» Task goal
Transcribe the material in full, exactly as written.

» Supplied entries
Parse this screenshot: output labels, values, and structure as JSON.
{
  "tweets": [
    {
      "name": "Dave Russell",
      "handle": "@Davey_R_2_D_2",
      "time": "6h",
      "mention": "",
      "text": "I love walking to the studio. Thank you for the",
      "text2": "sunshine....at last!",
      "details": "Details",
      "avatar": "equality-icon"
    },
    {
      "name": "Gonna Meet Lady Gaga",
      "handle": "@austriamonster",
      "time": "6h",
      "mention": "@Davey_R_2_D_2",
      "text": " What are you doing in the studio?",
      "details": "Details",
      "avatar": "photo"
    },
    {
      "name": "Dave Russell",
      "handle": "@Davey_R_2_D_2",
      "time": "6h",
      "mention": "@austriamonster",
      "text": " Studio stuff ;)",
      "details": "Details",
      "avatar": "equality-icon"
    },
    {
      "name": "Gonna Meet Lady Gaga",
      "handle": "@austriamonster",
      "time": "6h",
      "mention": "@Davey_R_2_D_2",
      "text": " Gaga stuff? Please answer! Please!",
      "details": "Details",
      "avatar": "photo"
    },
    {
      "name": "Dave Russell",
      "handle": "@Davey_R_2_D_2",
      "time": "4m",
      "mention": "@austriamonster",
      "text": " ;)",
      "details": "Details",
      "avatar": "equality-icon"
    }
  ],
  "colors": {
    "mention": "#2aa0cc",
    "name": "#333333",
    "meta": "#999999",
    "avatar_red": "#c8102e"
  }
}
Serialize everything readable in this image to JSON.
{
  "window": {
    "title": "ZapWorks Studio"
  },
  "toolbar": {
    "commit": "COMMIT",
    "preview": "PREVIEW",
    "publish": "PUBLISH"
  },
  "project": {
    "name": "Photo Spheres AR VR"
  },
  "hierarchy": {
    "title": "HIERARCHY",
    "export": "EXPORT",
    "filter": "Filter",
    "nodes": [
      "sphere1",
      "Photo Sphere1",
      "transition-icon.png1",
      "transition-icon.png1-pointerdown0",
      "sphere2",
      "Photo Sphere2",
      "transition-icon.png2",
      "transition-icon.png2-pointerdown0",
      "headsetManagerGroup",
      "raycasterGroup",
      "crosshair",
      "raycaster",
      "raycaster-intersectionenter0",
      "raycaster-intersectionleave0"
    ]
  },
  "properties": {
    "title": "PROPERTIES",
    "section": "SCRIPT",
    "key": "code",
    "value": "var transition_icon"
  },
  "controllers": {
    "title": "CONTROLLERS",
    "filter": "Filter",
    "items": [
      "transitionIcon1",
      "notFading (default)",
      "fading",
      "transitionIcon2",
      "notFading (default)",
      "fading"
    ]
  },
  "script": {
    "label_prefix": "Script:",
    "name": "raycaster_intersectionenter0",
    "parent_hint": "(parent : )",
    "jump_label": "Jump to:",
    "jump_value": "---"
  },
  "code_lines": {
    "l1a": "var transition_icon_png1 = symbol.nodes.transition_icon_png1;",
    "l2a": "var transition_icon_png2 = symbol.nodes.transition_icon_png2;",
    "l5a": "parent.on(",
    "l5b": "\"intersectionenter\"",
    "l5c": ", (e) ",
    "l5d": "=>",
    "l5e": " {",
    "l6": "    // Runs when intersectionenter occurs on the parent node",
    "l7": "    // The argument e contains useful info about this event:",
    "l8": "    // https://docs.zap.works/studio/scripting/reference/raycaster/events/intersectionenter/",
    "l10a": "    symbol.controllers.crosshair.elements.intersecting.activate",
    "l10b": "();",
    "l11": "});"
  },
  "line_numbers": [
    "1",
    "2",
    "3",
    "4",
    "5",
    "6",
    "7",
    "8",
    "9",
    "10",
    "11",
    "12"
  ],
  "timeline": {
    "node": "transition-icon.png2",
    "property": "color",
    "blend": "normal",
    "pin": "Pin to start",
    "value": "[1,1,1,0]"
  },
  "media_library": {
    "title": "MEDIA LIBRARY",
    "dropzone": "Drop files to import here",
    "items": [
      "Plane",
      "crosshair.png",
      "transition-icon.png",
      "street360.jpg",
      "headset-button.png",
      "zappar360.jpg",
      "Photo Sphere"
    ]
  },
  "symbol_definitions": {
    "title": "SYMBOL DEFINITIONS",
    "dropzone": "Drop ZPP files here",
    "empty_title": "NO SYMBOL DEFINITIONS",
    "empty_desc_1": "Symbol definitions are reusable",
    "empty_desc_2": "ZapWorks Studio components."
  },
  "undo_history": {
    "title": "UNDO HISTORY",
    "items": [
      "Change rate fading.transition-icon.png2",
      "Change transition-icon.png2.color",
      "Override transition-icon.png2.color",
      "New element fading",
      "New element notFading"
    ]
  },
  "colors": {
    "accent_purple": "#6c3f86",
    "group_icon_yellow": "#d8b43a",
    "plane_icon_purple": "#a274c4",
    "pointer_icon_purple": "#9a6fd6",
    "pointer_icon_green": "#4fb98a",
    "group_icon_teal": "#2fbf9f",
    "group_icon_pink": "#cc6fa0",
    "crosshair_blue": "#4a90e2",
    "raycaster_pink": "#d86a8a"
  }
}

» Completed task
Parse this screenshot: output labels, values, and structure as JSON.
{
  "tweets": [
    {
      "name": "Dave Russell",
      "handle": "@Davey_R_2_D_2",
      "time": "6h",
      "mention": "",
      "text": "I love walking to the studio. Thank you for the",
      "text2": "sunshine....at last!",
      "details": "Details",
      "avatar": "equality-icon"
    },
    {
      "name": "Gonna Meet Lady Gaga",
      "handle": "@austriamonster",
      "time": "6h",
      "mention": "@Davey_R_2_D_2",
      "text": " What are you doing in the studio?",
      "details": "Details",
      "avatar": "photo"
    },
    {
      "name": "Dave Russell",
      "handle": "@Davey_R_2_D_2",
      "time": "6h",
      "mention": "@austriamonster",
      "text": " Studio stuff ;)",
      "details": "Details",
      "avatar": "equality-icon"
    },
    {
      "name": "Gonna Meet Lady Gaga",
      "handle": "@austriamonster",
      "time": "6h",
      "mention": "@Davey_R_2_D_2",
      "text": " Gaga stuff? Please answer! Please!",
      "details": "Details",
      "avatar": "photo"
    },
    {
      "name": "Dave Russell",
      "handle": "@Davey_R_2_D_2",
      "time": "4m",
      "mention": "@austriamonster",
      "text": " ;)",
      "details": "Details",
      "avatar": "equality-icon"
    }
  ],
  "colors": {
    "mention": "#2aa0cc",
    "name": "#333333",
    "meta": "#999999",
    "avatar_red": "#c8102e"
  }
}
Serialize everything readable in this image to JSON.
{
  "window": {
    "title": "ZapWorks Studio"
  },
  "toolbar": {
    "commit": "COMMIT",
    "preview": "PREVIEW",
    "publish": "PUBLISH"
  },
  "project": {
    "name": "Photo Spheres AR VR"
  },
  "hierarchy": {
    "title": "HIERARCHY",
    "export": "EXPORT",
    "filter": "Filter",
    "nodes": [
      "sphere1",
      "Photo Sphere1",
      "transition-icon.png1",
      "transition-icon.png1-pointerdown0",
      "sphere2",
      "Photo Sphere2",
      "transition-icon.png2",
      "transition-icon.png2-pointerdown0",
      "headsetManagerGroup",
      "raycasterGroup",
      "crosshair",
      "raycaster",
      "raycaster-intersectionenter0",
      "raycaster-intersectionleave0"
    ]
  },
  "properties": {
    "title": "PROPERTIES",
    "section": "SCRIPT",
    "key": "code",
    "value": "var transition_icon"
  },
  "controllers": {
    "title": "CONTROLLERS",
    "filter": "Filter",
    "items": [
      "transitionIcon1",
      "notFading (default)",
      "fading",
      "transitionIcon2",
      "notFading (default)",
      "fading"
    ]
  },
  "script": {
    "label_prefix": "Script:",
    "name": "raycaster_intersectionenter0",
    "parent_hint": "(parent : )",
    "jump_label": "Jump to:",
    "jump_value": "---"
  },
  "code_lines": {
    "l1a": "var transition_icon_png1 = symbol.nodes.transition_icon_png1;",
    "l2a": "var transition_icon_png2 = symbol.nodes.transition_icon_png2;",
    "l5a": "parent.on(",
    "l5b": "\"intersectionenter\"",
    "l5c": ", (e) ",
    "l5d": "=>",
    "l5e": " {",
    "l6": "    // Runs when intersectionenter occurs on the parent node",
    "l7": "    // The argument e contains useful info about this event:",
    "l8": "    // https://docs.zap.works/studio/scripting/reference/raycaster/events/intersectionenter/",
    "l10a": "    symbol.controllers.crosshair.elements.intersecting.activate",
    "l10b": "();",
    "l11": "});"
  },
  "line_numbers": [
    "1",
    "2",
    "3",
    "4",
    "5",
    "6",
    "7",
    "8",
    "9",
    "10",
    "11",
    "12"
  ],
  "timeline": {
    "node": "transition-icon.png2",
    "property": "color",
    "blend": "normal",
    "pin": "Pin to start",
    "value": "[1,1,1,0]"
  },
  "media_library": {
    "title": "MEDIA LIBRARY",
    "dropzone": "Drop files to import here",
    "items": [
      "Plane",
      "crosshair.png",
      "transition-icon.png",
      "street360.jpg",
      "headset-button.png",
      "zappar360.jpg",
      "Photo Sphere"
    ]
  },
  "symbol_definitions": {
    "title": "SYMBOL DEFINITIONS",
    "dropzone": "Drop ZPP files here",
    "empty_title": "NO SYMBOL DEFINITIONS",
    "empty_desc_1": "Symbol definitions are reusable",
    "empty_desc_2": "ZapWorks Studio components."
  },
  "undo_history": {
    "title": "UNDO HISTORY",
    "items": [
      "Change rate fading.transition-icon.png2",
      "Change transition-icon.png2.color",
      "Override transition-icon.png2.color",
      "New element fading",
      "New element notFading"
    ]
  },
  "colors": {
    "accent_purple": "#6c3f86",
    "group_icon_yellow": "#d8b43a",
    "plane_icon_purple": "#a274c4",
    "pointer_icon_purple": "#9a6fd6",
    "pointer_icon_green": "#4fb98a",
    "group_icon_teal": "#2fbf9f",
    "group_icon_pink": "#cc6fa0",
    "crosshair_blue": "#4a90e2",
    "raycaster_pink": "#d86a8a"
  }
}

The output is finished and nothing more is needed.